● REQUIRED WORK
Copy the lines of the records starting at the one containing "toggle-sitemaps[interactable] [700, 248, 762, 278]" and ending at the one containing "checkbox-posts[interactable] [700, 569, 722, 591]", including both of those lines.

(Spatial layout data)
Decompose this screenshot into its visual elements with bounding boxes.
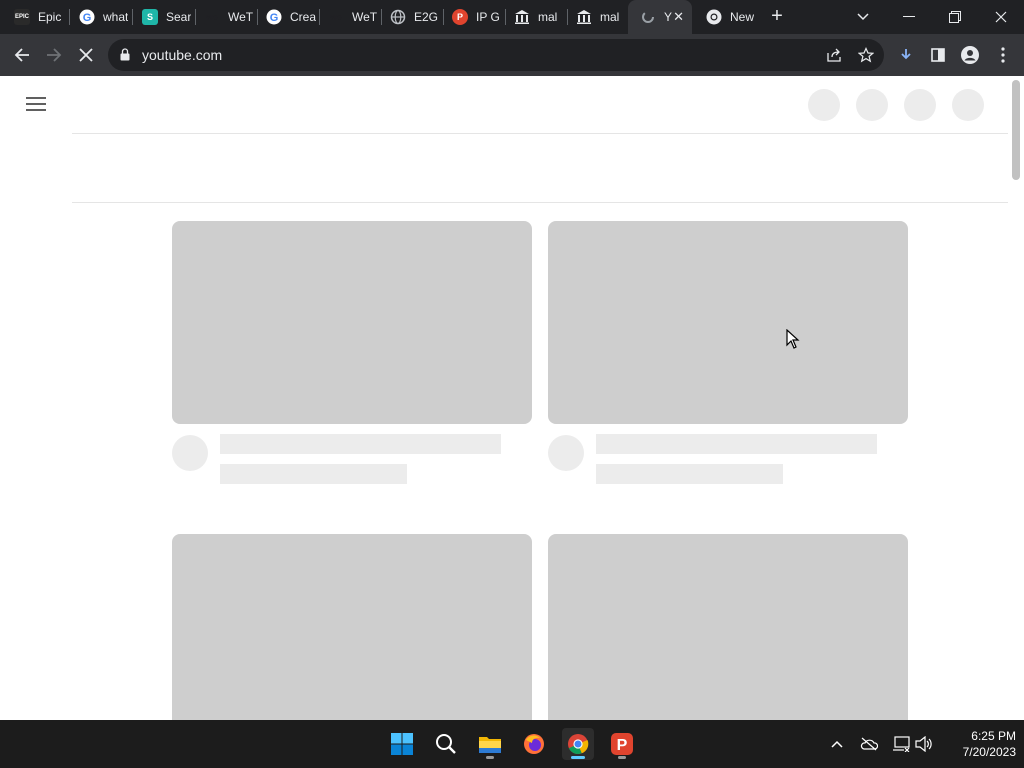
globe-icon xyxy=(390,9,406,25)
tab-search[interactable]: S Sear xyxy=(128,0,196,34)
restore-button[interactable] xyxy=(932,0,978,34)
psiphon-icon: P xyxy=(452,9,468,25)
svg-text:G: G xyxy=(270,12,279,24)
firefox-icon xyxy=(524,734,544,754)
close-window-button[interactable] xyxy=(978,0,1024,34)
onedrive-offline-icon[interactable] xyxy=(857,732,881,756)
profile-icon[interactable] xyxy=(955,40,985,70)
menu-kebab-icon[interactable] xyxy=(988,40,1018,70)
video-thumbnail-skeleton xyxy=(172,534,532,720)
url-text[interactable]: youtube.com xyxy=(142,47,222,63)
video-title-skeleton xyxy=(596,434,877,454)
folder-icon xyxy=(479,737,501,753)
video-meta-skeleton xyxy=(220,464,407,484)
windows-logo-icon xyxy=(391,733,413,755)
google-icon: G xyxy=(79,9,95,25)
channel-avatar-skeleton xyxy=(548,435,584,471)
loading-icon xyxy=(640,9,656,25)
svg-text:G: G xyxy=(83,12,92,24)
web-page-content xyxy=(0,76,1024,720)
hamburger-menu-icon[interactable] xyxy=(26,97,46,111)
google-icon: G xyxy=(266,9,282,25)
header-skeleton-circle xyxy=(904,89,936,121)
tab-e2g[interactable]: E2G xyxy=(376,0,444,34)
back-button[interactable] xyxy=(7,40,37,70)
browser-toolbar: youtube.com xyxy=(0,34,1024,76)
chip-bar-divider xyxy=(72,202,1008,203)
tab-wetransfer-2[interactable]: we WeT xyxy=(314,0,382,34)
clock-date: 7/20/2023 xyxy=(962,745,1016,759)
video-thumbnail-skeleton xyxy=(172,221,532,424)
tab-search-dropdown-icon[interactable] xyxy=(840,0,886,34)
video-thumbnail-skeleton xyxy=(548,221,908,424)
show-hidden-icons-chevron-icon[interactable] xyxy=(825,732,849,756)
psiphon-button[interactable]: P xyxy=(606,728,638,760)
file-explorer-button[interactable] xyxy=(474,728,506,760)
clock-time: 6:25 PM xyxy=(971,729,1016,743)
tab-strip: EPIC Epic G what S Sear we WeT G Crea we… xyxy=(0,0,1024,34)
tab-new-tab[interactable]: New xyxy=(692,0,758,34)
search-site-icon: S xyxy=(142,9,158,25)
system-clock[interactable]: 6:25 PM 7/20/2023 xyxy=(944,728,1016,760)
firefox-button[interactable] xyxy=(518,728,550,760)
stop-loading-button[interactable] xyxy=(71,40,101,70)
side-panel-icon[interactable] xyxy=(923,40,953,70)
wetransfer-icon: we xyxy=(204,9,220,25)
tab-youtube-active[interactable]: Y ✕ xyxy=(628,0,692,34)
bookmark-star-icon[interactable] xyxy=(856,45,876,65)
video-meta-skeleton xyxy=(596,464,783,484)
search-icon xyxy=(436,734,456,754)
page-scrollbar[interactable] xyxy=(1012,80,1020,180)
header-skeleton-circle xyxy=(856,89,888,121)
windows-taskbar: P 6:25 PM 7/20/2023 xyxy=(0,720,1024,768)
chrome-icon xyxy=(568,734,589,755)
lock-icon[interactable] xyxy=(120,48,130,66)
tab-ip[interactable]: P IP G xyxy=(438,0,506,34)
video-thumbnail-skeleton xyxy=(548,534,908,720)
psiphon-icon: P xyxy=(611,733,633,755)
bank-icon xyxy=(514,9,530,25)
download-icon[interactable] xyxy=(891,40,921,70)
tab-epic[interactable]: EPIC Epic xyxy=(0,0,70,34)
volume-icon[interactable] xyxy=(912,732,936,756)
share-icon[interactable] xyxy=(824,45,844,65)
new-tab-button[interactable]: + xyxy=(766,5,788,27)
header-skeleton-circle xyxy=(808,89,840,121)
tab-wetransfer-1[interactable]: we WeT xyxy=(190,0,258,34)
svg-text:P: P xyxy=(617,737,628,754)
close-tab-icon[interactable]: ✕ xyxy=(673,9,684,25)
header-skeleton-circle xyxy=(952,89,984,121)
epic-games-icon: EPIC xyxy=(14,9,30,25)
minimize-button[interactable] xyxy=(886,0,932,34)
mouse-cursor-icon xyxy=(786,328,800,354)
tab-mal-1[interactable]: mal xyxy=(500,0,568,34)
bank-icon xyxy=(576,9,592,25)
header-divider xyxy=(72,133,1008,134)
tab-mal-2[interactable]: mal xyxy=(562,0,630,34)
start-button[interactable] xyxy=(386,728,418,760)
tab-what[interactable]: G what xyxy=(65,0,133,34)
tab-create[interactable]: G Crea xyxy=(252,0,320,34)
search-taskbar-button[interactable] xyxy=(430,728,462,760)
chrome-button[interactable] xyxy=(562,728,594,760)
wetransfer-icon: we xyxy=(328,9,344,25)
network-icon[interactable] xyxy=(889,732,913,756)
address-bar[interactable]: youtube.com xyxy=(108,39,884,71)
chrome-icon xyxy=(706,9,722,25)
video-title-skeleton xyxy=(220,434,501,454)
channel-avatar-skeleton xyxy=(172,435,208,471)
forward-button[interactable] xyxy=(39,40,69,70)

--

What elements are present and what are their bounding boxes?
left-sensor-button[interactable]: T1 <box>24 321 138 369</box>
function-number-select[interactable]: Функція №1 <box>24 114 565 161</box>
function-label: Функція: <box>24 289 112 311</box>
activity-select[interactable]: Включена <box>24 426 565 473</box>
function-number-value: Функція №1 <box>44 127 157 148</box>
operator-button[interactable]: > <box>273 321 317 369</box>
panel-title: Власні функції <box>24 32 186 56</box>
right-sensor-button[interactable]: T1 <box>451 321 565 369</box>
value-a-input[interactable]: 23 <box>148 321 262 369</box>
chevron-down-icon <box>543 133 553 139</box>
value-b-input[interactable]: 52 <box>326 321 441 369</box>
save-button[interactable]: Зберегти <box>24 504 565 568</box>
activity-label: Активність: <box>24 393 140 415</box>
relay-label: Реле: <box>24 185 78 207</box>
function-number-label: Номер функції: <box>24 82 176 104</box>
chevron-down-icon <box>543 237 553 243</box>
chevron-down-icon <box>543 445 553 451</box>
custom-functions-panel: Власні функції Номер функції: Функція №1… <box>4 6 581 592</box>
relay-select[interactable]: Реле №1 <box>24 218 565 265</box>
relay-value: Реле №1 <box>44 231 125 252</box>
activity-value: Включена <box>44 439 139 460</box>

==

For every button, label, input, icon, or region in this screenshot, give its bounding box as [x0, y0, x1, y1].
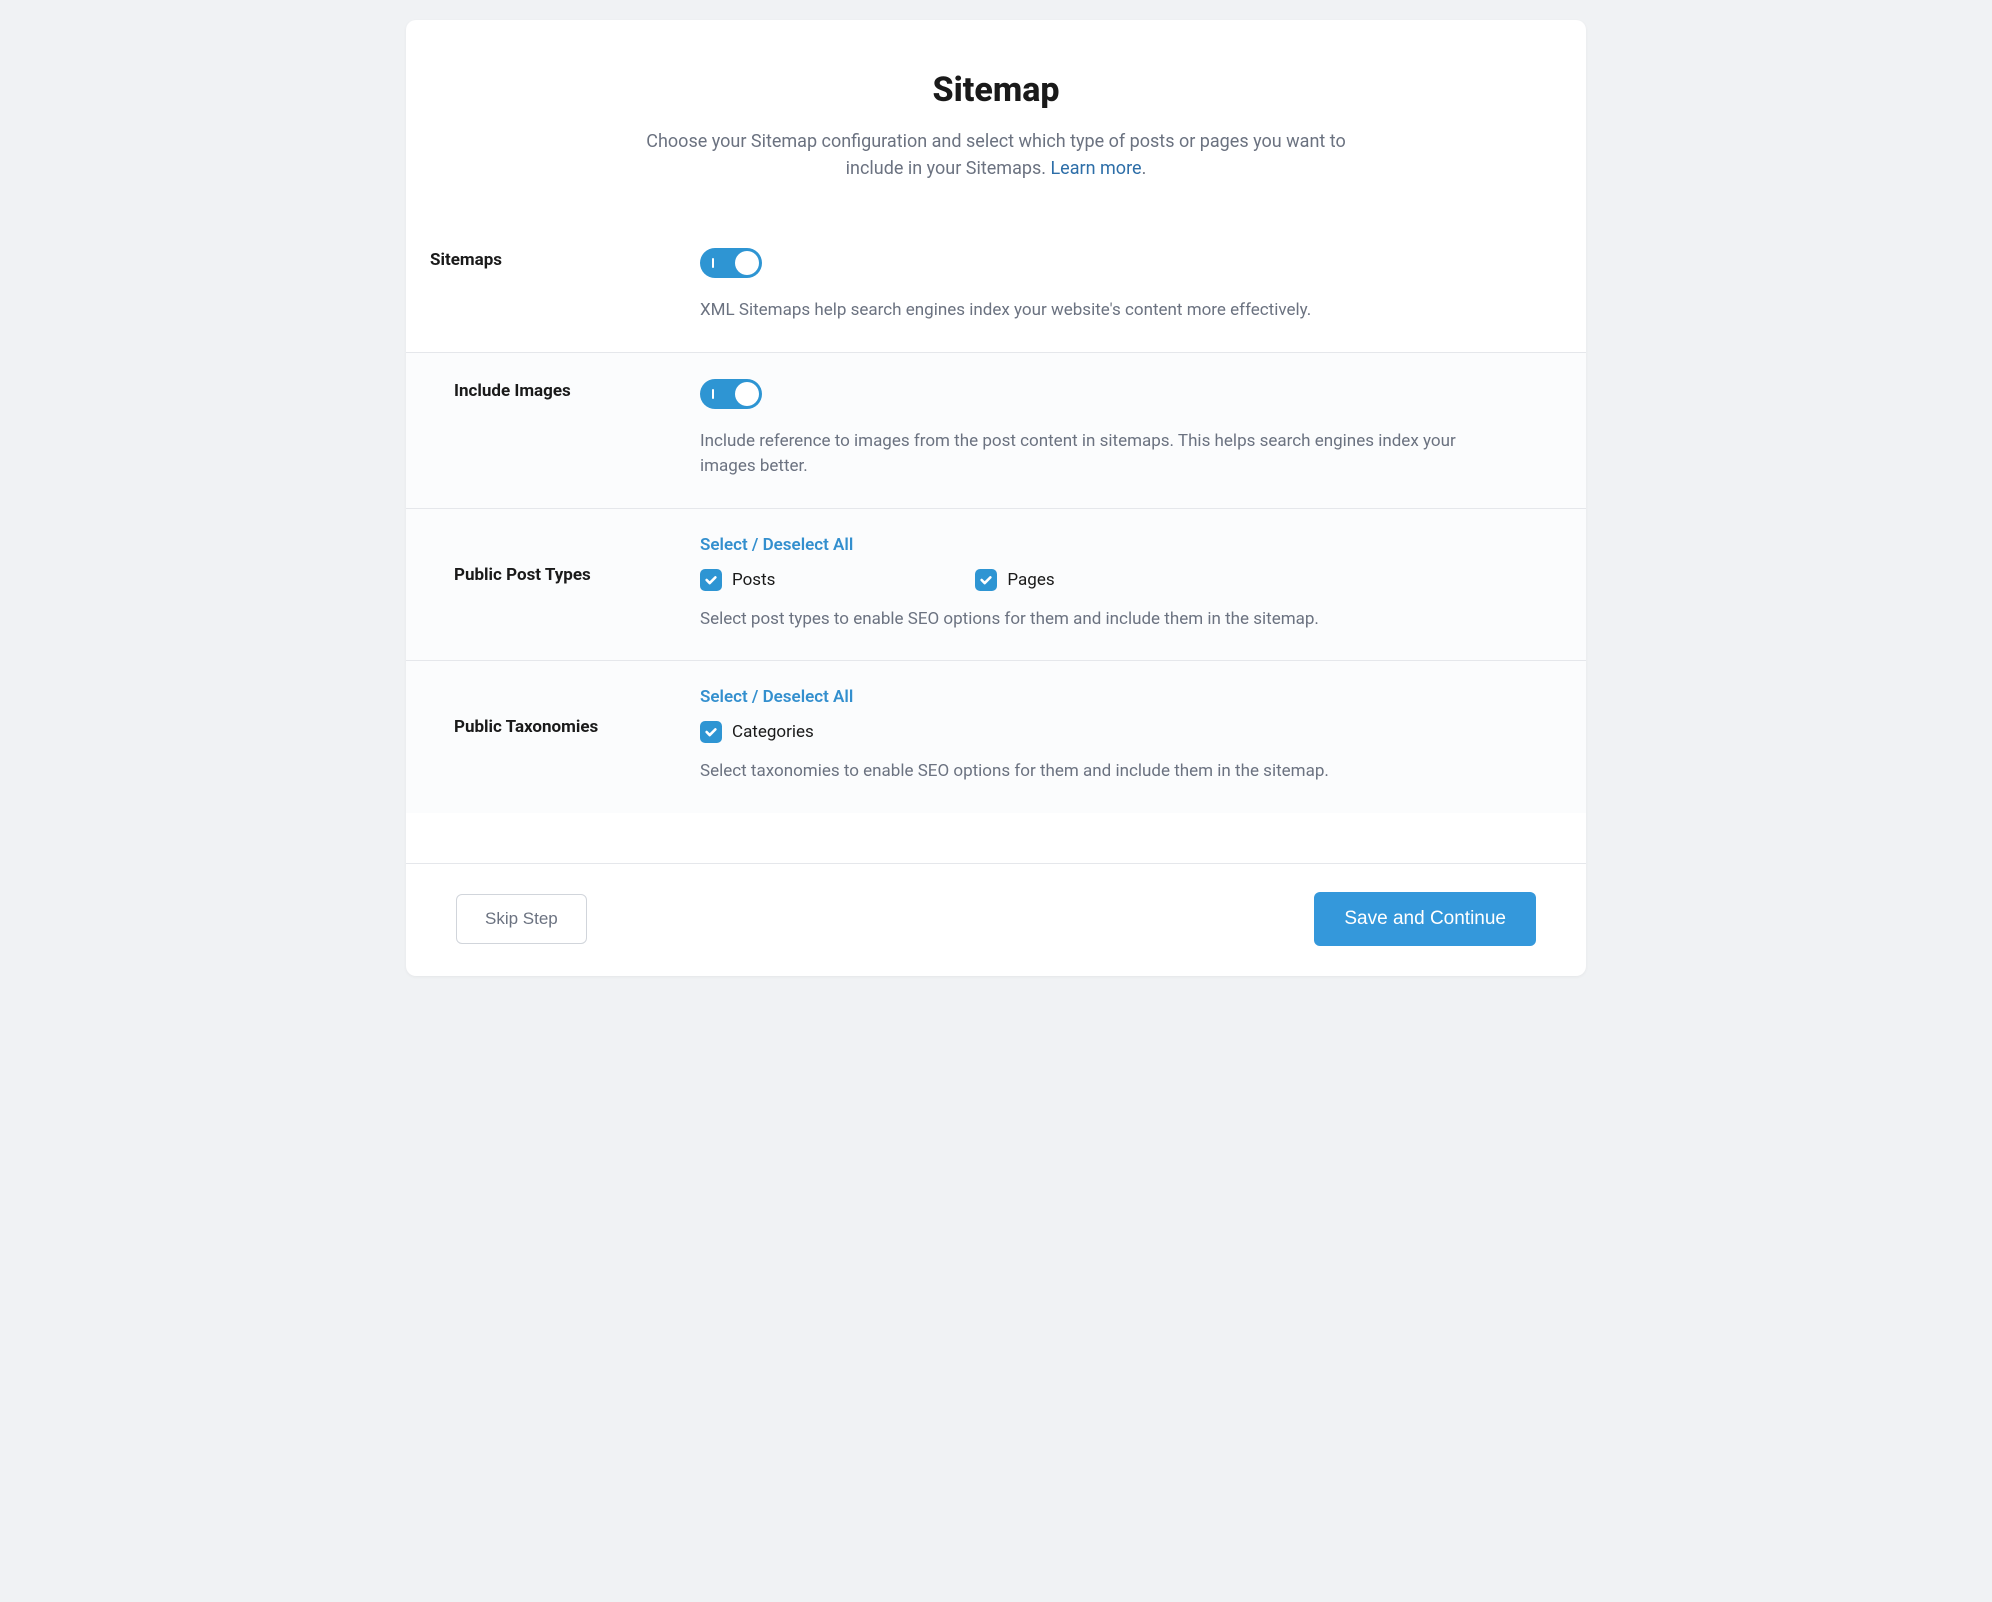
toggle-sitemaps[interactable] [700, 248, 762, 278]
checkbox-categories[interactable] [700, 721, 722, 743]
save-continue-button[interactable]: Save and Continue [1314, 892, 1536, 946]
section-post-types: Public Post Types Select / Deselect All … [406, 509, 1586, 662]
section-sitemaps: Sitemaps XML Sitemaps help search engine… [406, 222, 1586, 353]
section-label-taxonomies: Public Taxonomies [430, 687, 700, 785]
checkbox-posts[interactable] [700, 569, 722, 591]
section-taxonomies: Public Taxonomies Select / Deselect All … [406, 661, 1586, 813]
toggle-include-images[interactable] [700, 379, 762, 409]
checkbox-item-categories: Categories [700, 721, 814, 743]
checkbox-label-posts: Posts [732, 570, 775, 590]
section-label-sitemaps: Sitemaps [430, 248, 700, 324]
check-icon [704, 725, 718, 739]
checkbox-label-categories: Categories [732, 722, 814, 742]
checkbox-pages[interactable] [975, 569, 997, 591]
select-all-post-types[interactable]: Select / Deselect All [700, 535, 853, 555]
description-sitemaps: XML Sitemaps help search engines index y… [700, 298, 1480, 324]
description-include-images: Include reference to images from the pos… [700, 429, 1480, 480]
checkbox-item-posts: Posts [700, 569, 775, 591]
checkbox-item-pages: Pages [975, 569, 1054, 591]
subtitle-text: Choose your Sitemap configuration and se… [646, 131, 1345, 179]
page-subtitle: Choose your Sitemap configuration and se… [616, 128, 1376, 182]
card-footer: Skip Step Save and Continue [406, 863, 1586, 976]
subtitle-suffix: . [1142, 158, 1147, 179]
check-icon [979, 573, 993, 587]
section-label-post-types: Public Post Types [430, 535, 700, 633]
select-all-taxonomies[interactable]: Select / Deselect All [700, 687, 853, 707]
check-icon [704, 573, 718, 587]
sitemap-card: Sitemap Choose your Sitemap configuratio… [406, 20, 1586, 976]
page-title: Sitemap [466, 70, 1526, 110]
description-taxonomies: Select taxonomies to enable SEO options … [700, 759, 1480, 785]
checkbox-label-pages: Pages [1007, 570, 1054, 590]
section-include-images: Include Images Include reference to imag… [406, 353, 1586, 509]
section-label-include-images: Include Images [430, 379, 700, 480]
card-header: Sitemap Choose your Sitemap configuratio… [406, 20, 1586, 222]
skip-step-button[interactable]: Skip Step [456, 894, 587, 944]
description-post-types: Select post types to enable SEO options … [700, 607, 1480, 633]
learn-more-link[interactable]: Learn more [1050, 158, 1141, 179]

● FINISHED ANSWER
toggle-sitemaps[interactable] [700, 248, 762, 278]
checkbox-categories[interactable] [700, 721, 722, 743]
save-continue-button[interactable]: Save and Continue [1314, 892, 1536, 946]
section-post-types: Public Post Types Select / Deselect All … [406, 509, 1586, 662]
section-sitemaps: Sitemaps XML Sitemaps help search engine… [406, 222, 1586, 353]
section-label-taxonomies: Public Taxonomies [430, 687, 700, 785]
checkbox-posts[interactable] [700, 569, 722, 591]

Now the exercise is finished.